**OBJECTIVE:**
Leave out every picture, then transcribe the rest of the listing exactly.

::: DATASET EXTRACT :::

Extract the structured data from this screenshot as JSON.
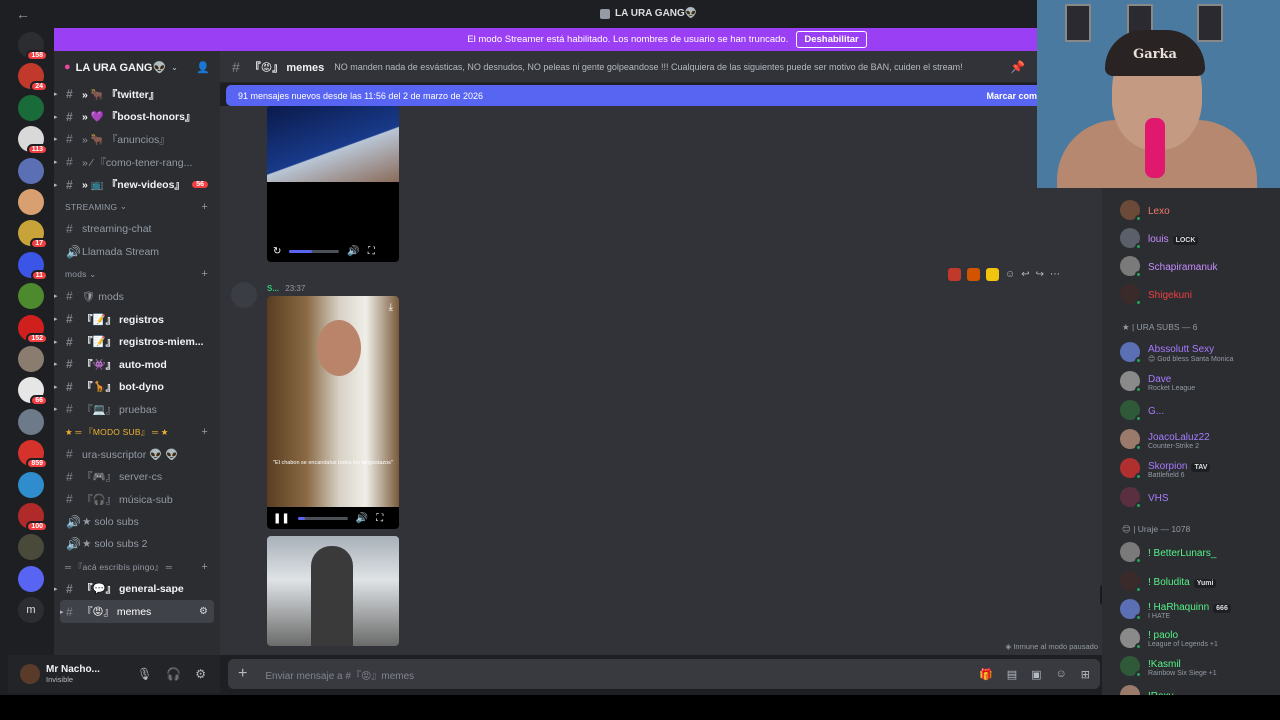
{
  "titlebar": {
    "title": "LA URA GANG👽"
  },
  "banner": {
    "text": "El modo Streamer está habilitado. Los nombres de usuario se han truncado.",
    "button": "Deshabilitar"
  },
  "servers": [
    {
      "badge": "158",
      "color": "#2b2d31"
    },
    {
      "badge": "24",
      "color": "#c0392b"
    },
    {
      "badge": "",
      "color": "#1a6b3a"
    },
    {
      "badge": "113",
      "color": "#d9d9d9"
    },
    {
      "badge": "",
      "color": "#5a6fb4"
    },
    {
      "badge": "",
      "color": "#d8a070"
    },
    {
      "badge": "17",
      "color": "#c8a33a"
    },
    {
      "badge": "11",
      "color": "#3b55e6"
    },
    {
      "badge": "",
      "color": "#4c8a2d"
    },
    {
      "badge": "152",
      "color": "#d0201e"
    },
    {
      "badge": "",
      "color": "#8a7d70"
    },
    {
      "badge": "66",
      "color": "#e6e6e6"
    },
    {
      "badge": "",
      "color": "#6c7a8a"
    },
    {
      "badge": "859",
      "color": "#d6322c"
    },
    {
      "badge": "",
      "color": "#2f8ccd"
    },
    {
      "badge": "100",
      "color": "#b02a2a"
    },
    {
      "badge": "",
      "color": "#4a4a3a"
    },
    {
      "badge": "",
      "color": "#5865f2"
    },
    {
      "badge": "",
      "label": "m",
      "color": "#2b2d31"
    }
  ],
  "guild": {
    "name": "LA URA GANG👽"
  },
  "channels_top": [
    {
      "label": "» 🐂 『twitter』",
      "unread": true,
      "badge": ""
    },
    {
      "label": "» 💜 『boost-honors』",
      "unread": true,
      "badge": ""
    },
    {
      "label": "» 🐂 『anuncios』",
      "unread": false,
      "badge": ""
    },
    {
      "label": "» ⁄ 『como-tener-rang...",
      "unread": false,
      "badge": ""
    },
    {
      "label": "» 📺 『new-videos』",
      "unread": true,
      "badge": "56"
    }
  ],
  "cat_streaming": "STREAMING",
  "channels_streaming": [
    {
      "label": "streaming-chat",
      "icon": "#"
    },
    {
      "label": "Llamada Stream",
      "icon": "🔊"
    }
  ],
  "cat_mods": "mods",
  "channels_mods": [
    {
      "label": "🛡 mods",
      "unread": false
    },
    {
      "label": "『📝』 registros",
      "unread": true
    },
    {
      "label": "『📝』 registros-miem...",
      "unread": true
    },
    {
      "label": "『👾』 auto-mod",
      "unread": true
    },
    {
      "label": "『🦒』 bot-dyno",
      "unread": true
    },
    {
      "label": "『💻』 pruebas",
      "unread": false
    }
  ],
  "cat_modo_sub": "★ ═ 『MODO SUB』 ═ ★",
  "channels_sub": [
    {
      "label": "ura-suscriptor 👽 👽",
      "icon": "#"
    },
    {
      "label": "『🎮』 server-cs",
      "icon": "#"
    },
    {
      "label": "『🎧』 música-sub",
      "icon": "#"
    },
    {
      "label": "★ solo subs",
      "icon": "🔊"
    },
    {
      "label": "★ solo subs 2",
      "icon": "🔊"
    }
  ],
  "cat_pingo": "═ 『acá escribís pingo』 ═",
  "channels_pingo": [
    {
      "label": "『💬』 general-sape",
      "unread": true
    },
    {
      "label": "『😡』 memes",
      "active": true
    }
  ],
  "user": {
    "name": "Mr Nacho...",
    "status": "Invisible"
  },
  "header": {
    "channel": "『😡』 memes",
    "topic": "NO manden nada de esvásticas, NO desnudos, NO peleas ni gente golpeandose !!! Cualquiera de las siguientes puede ser motivo de BAN, cuiden el stream!"
  },
  "newbar": {
    "text": "91 mensajes nuevos desde las 11:56 del 2 de marzo de 2026",
    "mark": "Marcar com"
  },
  "message": {
    "author": "S...",
    "time": "23:37"
  },
  "videos": [
    {
      "progress": 0.45,
      "caption": ""
    },
    {
      "progress": 0.15,
      "caption": "\"El chabon se encandalux todos los langostazos\""
    }
  ],
  "chat_footer": {
    "immune": "Inmune al modo pausado"
  },
  "composer": {
    "placeholder": "Enviar mensaje a #『😡』memes"
  },
  "members_top": [
    {
      "name": "Lexo",
      "color": "#f47b67",
      "tag": "",
      "sub": ""
    },
    {
      "name": "louis",
      "color": "#c88cff",
      "tag": "LOCK",
      "sub": ""
    },
    {
      "name": "Schapiramanuk",
      "color": "#c88cff",
      "tag": "",
      "sub": ""
    },
    {
      "name": "Shigekuni",
      "color": "#f23f42",
      "tag": "",
      "sub": ""
    }
  ],
  "group_subs": "★ | URA SUBS — 6",
  "members_subs": [
    {
      "name": "Abssolutt Sexy",
      "color": "#a77bff",
      "sub": "😊 God bless Santa Monica",
      "tag": ""
    },
    {
      "name": "Dave",
      "color": "#a77bff",
      "sub": "Rocket League",
      "tag": ""
    },
    {
      "name": "G...",
      "color": "#a77bff",
      "sub": "",
      "tag": ""
    },
    {
      "name": "JoacoLaluz22",
      "color": "#a77bff",
      "sub": "Counter-Strike 2",
      "tag": ""
    },
    {
      "name": "Skorpion",
      "color": "#a77bff",
      "sub": "Battlefield 6",
      "tag": "TAV"
    },
    {
      "name": "VHS",
      "color": "#a77bff",
      "sub": "",
      "tag": ""
    }
  ],
  "group_uraje": "😊 | Uraje — 1078",
  "members_uraje": [
    {
      "name": "! BetterLunars_",
      "color": "#57f287",
      "sub": "",
      "tag": ""
    },
    {
      "name": "! Boludita",
      "color": "#57f287",
      "sub": "",
      "tag": "Yumi"
    },
    {
      "name": "! HaRhaquinn",
      "color": "#57f287",
      "sub": "I HATE",
      "tag": "666"
    },
    {
      "name": "! paolo",
      "color": "#57f287",
      "sub": "League of Legends +1",
      "tag": ""
    },
    {
      "name": "!Kasmil",
      "color": "#57f287",
      "sub": "Rainbow Six Siege +1",
      "tag": ""
    },
    {
      "name": "!Roxy",
      "color": "#57f287",
      "sub": "",
      "tag": ""
    }
  ],
  "webcam": {
    "cap_text": "Garka"
  }
}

:::

**RESPONSE BELOW:**
Extract the structured data from this screenshot as JSON.
{
  "titlebar": {
    "title": "LA URA GANG👽"
  },
  "banner": {
    "text": "El modo Streamer está habilitado. Los nombres de usuario se han truncado.",
    "button": "Deshabilitar"
  },
  "servers": [
    {
      "badge": "158",
      "color": "#2b2d31"
    },
    {
      "badge": "24",
      "color": "#c0392b"
    },
    {
      "badge": "",
      "color": "#1a6b3a"
    },
    {
      "badge": "113",
      "color": "#d9d9d9"
    },
    {
      "badge": "",
      "color": "#5a6fb4"
    },
    {
      "badge": "",
      "color": "#d8a070"
    },
    {
      "badge": "17",
      "color": "#c8a33a"
    },
    {
      "badge": "11",
      "color": "#3b55e6"
    },
    {
      "badge": "",
      "color": "#4c8a2d"
    },
    {
      "badge": "152",
      "color": "#d0201e"
    },
    {
      "badge": "",
      "color": "#8a7d70"
    },
    {
      "badge": "66",
      "color": "#e6e6e6"
    },
    {
      "badge": "",
      "color": "#6c7a8a"
    },
    {
      "badge": "859",
      "color": "#d6322c"
    },
    {
      "badge": "",
      "color": "#2f8ccd"
    },
    {
      "badge": "100",
      "color": "#b02a2a"
    },
    {
      "badge": "",
      "color": "#4a4a3a"
    },
    {
      "badge": "",
      "color": "#5865f2"
    },
    {
      "badge": "",
      "label": "m",
      "color": "#2b2d31"
    }
  ],
  "guild": {
    "name": "LA URA GANG👽"
  },
  "channels_top": [
    {
      "label": "» 🐂 『twitter』",
      "unread": true,
      "badge": ""
    },
    {
      "label": "» 💜 『boost-honors』",
      "unread": true,
      "badge": ""
    },
    {
      "label": "» 🐂 『anuncios』",
      "unread": false,
      "badge": ""
    },
    {
      "label": "» ⁄ 『como-tener-rang...",
      "unread": false,
      "badge": ""
    },
    {
      "label": "» 📺 『new-videos』",
      "unread": true,
      "badge": "56"
    }
  ],
  "cat_streaming": "STREAMING",
  "channels_streaming": [
    {
      "label": "streaming-chat",
      "icon": "#"
    },
    {
      "label": "Llamada Stream",
      "icon": "🔊"
    }
  ],
  "cat_mods": "mods",
  "channels_mods": [
    {
      "label": "🛡 mods",
      "unread": false
    },
    {
      "label": "『📝』 registros",
      "unread": true
    },
    {
      "label": "『📝』 registros-miem...",
      "unread": true
    },
    {
      "label": "『👾』 auto-mod",
      "unread": true
    },
    {
      "label": "『🦒』 bot-dyno",
      "unread": true
    },
    {
      "label": "『💻』 pruebas",
      "unread": false
    }
  ],
  "cat_modo_sub": "★ ═ 『MODO SUB』 ═ ★",
  "channels_sub": [
    {
      "label": "ura-suscriptor 👽 👽",
      "icon": "#"
    },
    {
      "label": "『🎮』 server-cs",
      "icon": "#"
    },
    {
      "label": "『🎧』 música-sub",
      "icon": "#"
    },
    {
      "label": "★ solo subs",
      "icon": "🔊"
    },
    {
      "label": "★ solo subs 2",
      "icon": "🔊"
    }
  ],
  "cat_pingo": "═ 『acá escribís pingo』 ═",
  "channels_pingo": [
    {
      "label": "『💬』 general-sape",
      "unread": true
    },
    {
      "label": "『😡』 memes",
      "active": true
    }
  ],
  "user": {
    "name": "Mr Nacho...",
    "status": "Invisible"
  },
  "header": {
    "channel": "『😡』 memes",
    "topic": "NO manden nada de esvásticas, NO desnudos, NO peleas ni gente golpeandose !!! Cualquiera de las siguientes puede ser motivo de BAN, cuiden el stream!"
  },
  "newbar": {
    "text": "91 mensajes nuevos desde las 11:56 del 2 de marzo de 2026",
    "mark": "Marcar com"
  },
  "message": {
    "author": "S...",
    "time": "23:37"
  },
  "videos": [
    {
      "progress": 0.45,
      "caption": ""
    },
    {
      "progress": 0.15,
      "caption": "\"El chabon se encandalux todos los langostazos\""
    }
  ],
  "chat_footer": {
    "immune": "Inmune al modo pausado"
  },
  "composer": {
    "placeholder": "Enviar mensaje a #『😡』memes"
  },
  "members_top": [
    {
      "name": "Lexo",
      "color": "#f47b67",
      "tag": "",
      "sub": ""
    },
    {
      "name": "louis",
      "color": "#c88cff",
      "tag": "LOCK",
      "sub": ""
    },
    {
      "name": "Schapiramanuk",
      "color": "#c88cff",
      "tag": "",
      "sub": ""
    },
    {
      "name": "Shigekuni",
      "color": "#f23f42",
      "tag": "",
      "sub": ""
    }
  ],
  "group_subs": "★ | URA SUBS — 6",
  "members_subs": [
    {
      "name": "Abssolutt Sexy",
      "color": "#a77bff",
      "sub": "😊 God bless Santa Monica",
      "tag": ""
    },
    {
      "name": "Dave",
      "color": "#a77bff",
      "sub": "Rocket League",
      "tag": ""
    },
    {
      "name": "G...",
      "color": "#a77bff",
      "sub": "",
      "tag": ""
    },
    {
      "name": "JoacoLaluz22",
      "color": "#a77bff",
      "sub": "Counter-Strike 2",
      "tag": ""
    },
    {
      "name": "Skorpion",
      "color": "#a77bff",
      "sub": "Battlefield 6",
      "tag": "TAV"
    },
    {
      "name": "VHS",
      "color": "#a77bff",
      "sub": "",
      "tag": ""
    }
  ],
  "group_uraje": "😊 | Uraje — 1078",
  "members_uraje": [
    {
      "name": "! BetterLunars_",
      "color": "#57f287",
      "sub": "",
      "tag": ""
    },
    {
      "name": "! Boludita",
      "color": "#57f287",
      "sub": "",
      "tag": "Yumi"
    },
    {
      "name": "! HaRhaquinn",
      "color": "#57f287",
      "sub": "I HATE",
      "tag": "666"
    },
    {
      "name": "! paolo",
      "color": "#57f287",
      "sub": "League of Legends +1",
      "tag": ""
    },
    {
      "name": "!Kasmil",
      "color": "#57f287",
      "sub": "Rainbow Six Siege +1",
      "tag": ""
    },
    {
      "name": "!Roxy",
      "color": "#57f287",
      "sub": "",
      "tag": ""
    }
  ],
  "webcam": {
    "cap_text": "Garka"
  }
}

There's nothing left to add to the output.